-- THE DATA --
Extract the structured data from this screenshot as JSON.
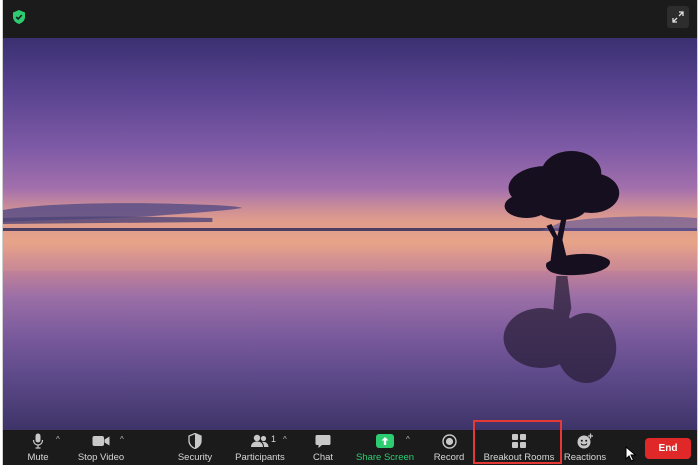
{
  "window": {
    "title": ""
  },
  "toolbar": {
    "mute_label": "Mute",
    "stop_video_label": "Stop Video",
    "security_label": "Security",
    "participants_label": "Participants",
    "participants_count": "1",
    "chat_label": "Chat",
    "share_screen_label": "Share Screen",
    "record_label": "Record",
    "breakout_rooms_label": "Breakout Rooms",
    "reactions_label": "Reactions",
    "end_label": "End",
    "caret": "^"
  },
  "icons": {
    "security_status": "shield-check-icon",
    "fullscreen": "expand-icon",
    "mute": "microphone-icon",
    "video": "video-camera-icon",
    "security": "shield-icon",
    "participants": "people-icon",
    "chat": "chat-bubble-icon",
    "share": "share-screen-icon",
    "record": "record-icon",
    "breakout": "grid-icon",
    "reactions": "emoji-plus-icon"
  },
  "colors": {
    "share_green": "#2ecc71",
    "end_red": "#e02828",
    "highlight_red": "#e53935",
    "toolbar_bg": "#1b1b1b"
  }
}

-- STATED TASK --
Each entry gets copied exactly; the pictures stay out.

-- RESPONSE --
Extract the structured data from this screenshot as JSON.
{
  "window": {
    "title": ""
  },
  "toolbar": {
    "mute_label": "Mute",
    "stop_video_label": "Stop Video",
    "security_label": "Security",
    "participants_label": "Participants",
    "participants_count": "1",
    "chat_label": "Chat",
    "share_screen_label": "Share Screen",
    "record_label": "Record",
    "breakout_rooms_label": "Breakout Rooms",
    "reactions_label": "Reactions",
    "end_label": "End",
    "caret": "^"
  },
  "icons": {
    "security_status": "shield-check-icon",
    "fullscreen": "expand-icon",
    "mute": "microphone-icon",
    "video": "video-camera-icon",
    "security": "shield-icon",
    "participants": "people-icon",
    "chat": "chat-bubble-icon",
    "share": "share-screen-icon",
    "record": "record-icon",
    "breakout": "grid-icon",
    "reactions": "emoji-plus-icon"
  },
  "colors": {
    "share_green": "#2ecc71",
    "end_red": "#e02828",
    "highlight_red": "#e53935",
    "toolbar_bg": "#1b1b1b"
  }
}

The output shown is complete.